What is being asked
Your task is to print all of the data word for word.

Available data
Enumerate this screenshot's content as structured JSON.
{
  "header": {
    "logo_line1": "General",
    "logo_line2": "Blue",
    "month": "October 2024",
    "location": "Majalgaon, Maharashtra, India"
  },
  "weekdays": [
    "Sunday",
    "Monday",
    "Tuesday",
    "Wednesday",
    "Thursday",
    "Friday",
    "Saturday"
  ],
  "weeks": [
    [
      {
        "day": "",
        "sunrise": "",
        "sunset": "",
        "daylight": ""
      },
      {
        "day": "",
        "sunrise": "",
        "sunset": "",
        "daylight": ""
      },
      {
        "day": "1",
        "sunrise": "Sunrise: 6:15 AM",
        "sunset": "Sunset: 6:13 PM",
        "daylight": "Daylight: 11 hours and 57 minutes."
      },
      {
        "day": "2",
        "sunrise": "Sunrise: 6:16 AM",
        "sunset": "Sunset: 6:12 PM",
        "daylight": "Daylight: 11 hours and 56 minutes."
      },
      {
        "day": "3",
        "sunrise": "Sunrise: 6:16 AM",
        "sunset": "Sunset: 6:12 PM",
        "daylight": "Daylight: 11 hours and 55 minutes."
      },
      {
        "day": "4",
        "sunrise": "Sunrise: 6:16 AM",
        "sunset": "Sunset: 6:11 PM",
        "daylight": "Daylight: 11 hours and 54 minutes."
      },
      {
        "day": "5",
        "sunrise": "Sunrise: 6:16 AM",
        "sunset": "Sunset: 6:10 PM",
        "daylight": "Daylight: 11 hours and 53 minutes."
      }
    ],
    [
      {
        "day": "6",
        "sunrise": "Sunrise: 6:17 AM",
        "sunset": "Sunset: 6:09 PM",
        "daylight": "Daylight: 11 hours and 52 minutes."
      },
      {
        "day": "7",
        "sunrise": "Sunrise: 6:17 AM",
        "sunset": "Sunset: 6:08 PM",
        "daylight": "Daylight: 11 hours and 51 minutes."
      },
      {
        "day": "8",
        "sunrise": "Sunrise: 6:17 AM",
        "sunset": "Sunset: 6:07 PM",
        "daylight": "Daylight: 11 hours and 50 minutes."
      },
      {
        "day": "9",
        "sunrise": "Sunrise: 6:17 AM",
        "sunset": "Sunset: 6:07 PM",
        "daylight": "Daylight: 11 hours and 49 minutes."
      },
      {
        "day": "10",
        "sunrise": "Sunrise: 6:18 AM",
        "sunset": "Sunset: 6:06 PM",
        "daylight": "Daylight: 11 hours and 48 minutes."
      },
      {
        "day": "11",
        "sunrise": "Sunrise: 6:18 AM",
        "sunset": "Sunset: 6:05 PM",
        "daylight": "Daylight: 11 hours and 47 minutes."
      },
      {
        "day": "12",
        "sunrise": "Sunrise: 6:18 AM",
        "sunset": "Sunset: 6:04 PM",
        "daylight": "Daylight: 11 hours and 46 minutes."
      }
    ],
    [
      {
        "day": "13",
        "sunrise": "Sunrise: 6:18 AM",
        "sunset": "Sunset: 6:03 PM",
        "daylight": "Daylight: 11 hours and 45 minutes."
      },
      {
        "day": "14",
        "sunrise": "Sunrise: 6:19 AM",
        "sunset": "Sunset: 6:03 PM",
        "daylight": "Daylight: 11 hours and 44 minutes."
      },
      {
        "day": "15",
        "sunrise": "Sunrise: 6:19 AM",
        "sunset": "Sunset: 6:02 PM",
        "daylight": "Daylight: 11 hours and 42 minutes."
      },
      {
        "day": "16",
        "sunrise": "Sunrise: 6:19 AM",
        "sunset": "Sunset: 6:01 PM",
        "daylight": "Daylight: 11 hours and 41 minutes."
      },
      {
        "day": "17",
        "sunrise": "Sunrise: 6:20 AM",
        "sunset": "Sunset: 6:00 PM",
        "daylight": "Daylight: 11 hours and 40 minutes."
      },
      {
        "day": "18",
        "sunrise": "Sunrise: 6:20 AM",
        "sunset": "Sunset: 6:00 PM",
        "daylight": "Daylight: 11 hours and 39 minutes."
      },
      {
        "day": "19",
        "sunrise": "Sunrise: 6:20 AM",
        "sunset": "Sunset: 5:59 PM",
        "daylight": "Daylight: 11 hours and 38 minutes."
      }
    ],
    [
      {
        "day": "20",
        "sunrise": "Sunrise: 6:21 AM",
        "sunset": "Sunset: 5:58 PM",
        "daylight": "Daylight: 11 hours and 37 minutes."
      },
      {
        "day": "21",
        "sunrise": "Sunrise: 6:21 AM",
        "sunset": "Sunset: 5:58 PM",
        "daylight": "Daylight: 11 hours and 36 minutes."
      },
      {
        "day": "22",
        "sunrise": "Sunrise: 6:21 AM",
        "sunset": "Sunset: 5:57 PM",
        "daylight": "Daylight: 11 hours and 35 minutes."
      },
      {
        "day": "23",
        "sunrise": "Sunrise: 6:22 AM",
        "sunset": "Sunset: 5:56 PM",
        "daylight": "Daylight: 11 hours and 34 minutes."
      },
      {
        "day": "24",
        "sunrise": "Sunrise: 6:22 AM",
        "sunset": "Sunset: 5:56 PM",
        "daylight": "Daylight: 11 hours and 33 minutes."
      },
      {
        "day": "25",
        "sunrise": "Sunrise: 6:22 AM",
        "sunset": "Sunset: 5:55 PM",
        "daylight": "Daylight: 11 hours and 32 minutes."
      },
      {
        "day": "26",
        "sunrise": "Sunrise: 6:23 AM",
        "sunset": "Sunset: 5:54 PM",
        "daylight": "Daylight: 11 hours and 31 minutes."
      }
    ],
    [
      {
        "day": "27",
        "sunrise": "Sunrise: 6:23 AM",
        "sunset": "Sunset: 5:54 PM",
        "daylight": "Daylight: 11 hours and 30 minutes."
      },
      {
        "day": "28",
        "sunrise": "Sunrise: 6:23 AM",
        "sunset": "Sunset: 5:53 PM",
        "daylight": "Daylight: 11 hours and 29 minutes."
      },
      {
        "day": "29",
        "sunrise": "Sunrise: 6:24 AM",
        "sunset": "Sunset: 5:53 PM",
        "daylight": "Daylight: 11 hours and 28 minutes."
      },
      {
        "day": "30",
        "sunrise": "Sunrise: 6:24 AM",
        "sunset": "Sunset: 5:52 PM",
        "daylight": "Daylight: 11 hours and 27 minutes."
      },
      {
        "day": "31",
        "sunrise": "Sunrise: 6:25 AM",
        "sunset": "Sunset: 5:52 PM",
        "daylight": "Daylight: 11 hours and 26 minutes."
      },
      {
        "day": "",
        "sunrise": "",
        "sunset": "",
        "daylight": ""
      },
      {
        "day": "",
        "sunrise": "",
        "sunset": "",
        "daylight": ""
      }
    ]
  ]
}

Result below
Enumerate this screenshot's content as structured JSON.
{
  "header": {
    "logo_line1": "General",
    "logo_line2": "Blue",
    "month": "October 2024",
    "location": "Majalgaon, Maharashtra, India"
  },
  "weekdays": [
    "Sunday",
    "Monday",
    "Tuesday",
    "Wednesday",
    "Thursday",
    "Friday",
    "Saturday"
  ],
  "weeks": [
    [
      {
        "day": "",
        "sunrise": "",
        "sunset": "",
        "daylight": ""
      },
      {
        "day": "",
        "sunrise": "",
        "sunset": "",
        "daylight": ""
      },
      {
        "day": "1",
        "sunrise": "Sunrise: 6:15 AM",
        "sunset": "Sunset: 6:13 PM",
        "daylight": "Daylight: 11 hours and 57 minutes."
      },
      {
        "day": "2",
        "sunrise": "Sunrise: 6:16 AM",
        "sunset": "Sunset: 6:12 PM",
        "daylight": "Daylight: 11 hours and 56 minutes."
      },
      {
        "day": "3",
        "sunrise": "Sunrise: 6:16 AM",
        "sunset": "Sunset: 6:12 PM",
        "daylight": "Daylight: 11 hours and 55 minutes."
      },
      {
        "day": "4",
        "sunrise": "Sunrise: 6:16 AM",
        "sunset": "Sunset: 6:11 PM",
        "daylight": "Daylight: 11 hours and 54 minutes."
      },
      {
        "day": "5",
        "sunrise": "Sunrise: 6:16 AM",
        "sunset": "Sunset: 6:10 PM",
        "daylight": "Daylight: 11 hours and 53 minutes."
      }
    ],
    [
      {
        "day": "6",
        "sunrise": "Sunrise: 6:17 AM",
        "sunset": "Sunset: 6:09 PM",
        "daylight": "Daylight: 11 hours and 52 minutes."
      },
      {
        "day": "7",
        "sunrise": "Sunrise: 6:17 AM",
        "sunset": "Sunset: 6:08 PM",
        "daylight": "Daylight: 11 hours and 51 minutes."
      },
      {
        "day": "8",
        "sunrise": "Sunrise: 6:17 AM",
        "sunset": "Sunset: 6:07 PM",
        "daylight": "Daylight: 11 hours and 50 minutes."
      },
      {
        "day": "9",
        "sunrise": "Sunrise: 6:17 AM",
        "sunset": "Sunset: 6:07 PM",
        "daylight": "Daylight: 11 hours and 49 minutes."
      },
      {
        "day": "10",
        "sunrise": "Sunrise: 6:18 AM",
        "sunset": "Sunset: 6:06 PM",
        "daylight": "Daylight: 11 hours and 48 minutes."
      },
      {
        "day": "11",
        "sunrise": "Sunrise: 6:18 AM",
        "sunset": "Sunset: 6:05 PM",
        "daylight": "Daylight: 11 hours and 47 minutes."
      },
      {
        "day": "12",
        "sunrise": "Sunrise: 6:18 AM",
        "sunset": "Sunset: 6:04 PM",
        "daylight": "Daylight: 11 hours and 46 minutes."
      }
    ],
    [
      {
        "day": "13",
        "sunrise": "Sunrise: 6:18 AM",
        "sunset": "Sunset: 6:03 PM",
        "daylight": "Daylight: 11 hours and 45 minutes."
      },
      {
        "day": "14",
        "sunrise": "Sunrise: 6:19 AM",
        "sunset": "Sunset: 6:03 PM",
        "daylight": "Daylight: 11 hours and 44 minutes."
      },
      {
        "day": "15",
        "sunrise": "Sunrise: 6:19 AM",
        "sunset": "Sunset: 6:02 PM",
        "daylight": "Daylight: 11 hours and 42 minutes."
      },
      {
        "day": "16",
        "sunrise": "Sunrise: 6:19 AM",
        "sunset": "Sunset: 6:01 PM",
        "daylight": "Daylight: 11 hours and 41 minutes."
      },
      {
        "day": "17",
        "sunrise": "Sunrise: 6:20 AM",
        "sunset": "Sunset: 6:00 PM",
        "daylight": "Daylight: 11 hours and 40 minutes."
      },
      {
        "day": "18",
        "sunrise": "Sunrise: 6:20 AM",
        "sunset": "Sunset: 6:00 PM",
        "daylight": "Daylight: 11 hours and 39 minutes."
      },
      {
        "day": "19",
        "sunrise": "Sunrise: 6:20 AM",
        "sunset": "Sunset: 5:59 PM",
        "daylight": "Daylight: 11 hours and 38 minutes."
      }
    ],
    [
      {
        "day": "20",
        "sunrise": "Sunrise: 6:21 AM",
        "sunset": "Sunset: 5:58 PM",
        "daylight": "Daylight: 11 hours and 37 minutes."
      },
      {
        "day": "21",
        "sunrise": "Sunrise: 6:21 AM",
        "sunset": "Sunset: 5:58 PM",
        "daylight": "Daylight: 11 hours and 36 minutes."
      },
      {
        "day": "22",
        "sunrise": "Sunrise: 6:21 AM",
        "sunset": "Sunset: 5:57 PM",
        "daylight": "Daylight: 11 hours and 35 minutes."
      },
      {
        "day": "23",
        "sunrise": "Sunrise: 6:22 AM",
        "sunset": "Sunset: 5:56 PM",
        "daylight": "Daylight: 11 hours and 34 minutes."
      },
      {
        "day": "24",
        "sunrise": "Sunrise: 6:22 AM",
        "sunset": "Sunset: 5:56 PM",
        "daylight": "Daylight: 11 hours and 33 minutes."
      },
      {
        "day": "25",
        "sunrise": "Sunrise: 6:22 AM",
        "sunset": "Sunset: 5:55 PM",
        "daylight": "Daylight: 11 hours and 32 minutes."
      },
      {
        "day": "26",
        "sunrise": "Sunrise: 6:23 AM",
        "sunset": "Sunset: 5:54 PM",
        "daylight": "Daylight: 11 hours and 31 minutes."
      }
    ],
    [
      {
        "day": "27",
        "sunrise": "Sunrise: 6:23 AM",
        "sunset": "Sunset: 5:54 PM",
        "daylight": "Daylight: 11 hours and 30 minutes."
      },
      {
        "day": "28",
        "sunrise": "Sunrise: 6:23 AM",
        "sunset": "Sunset: 5:53 PM",
        "daylight": "Daylight: 11 hours and 29 minutes."
      },
      {
        "day": "29",
        "sunrise": "Sunrise: 6:24 AM",
        "sunset": "Sunset: 5:53 PM",
        "daylight": "Daylight: 11 hours and 28 minutes."
      },
      {
        "day": "30",
        "sunrise": "Sunrise: 6:24 AM",
        "sunset": "Sunset: 5:52 PM",
        "daylight": "Daylight: 11 hours and 27 minutes."
      },
      {
        "day": "31",
        "sunrise": "Sunrise: 6:25 AM",
        "sunset": "Sunset: 5:52 PM",
        "daylight": "Daylight: 11 hours and 26 minutes."
      },
      {
        "day": "",
        "sunrise": "",
        "sunset": "",
        "daylight": ""
      },
      {
        "day": "",
        "sunrise": "",
        "sunset": "",
        "daylight": ""
      }
    ]
  ]
}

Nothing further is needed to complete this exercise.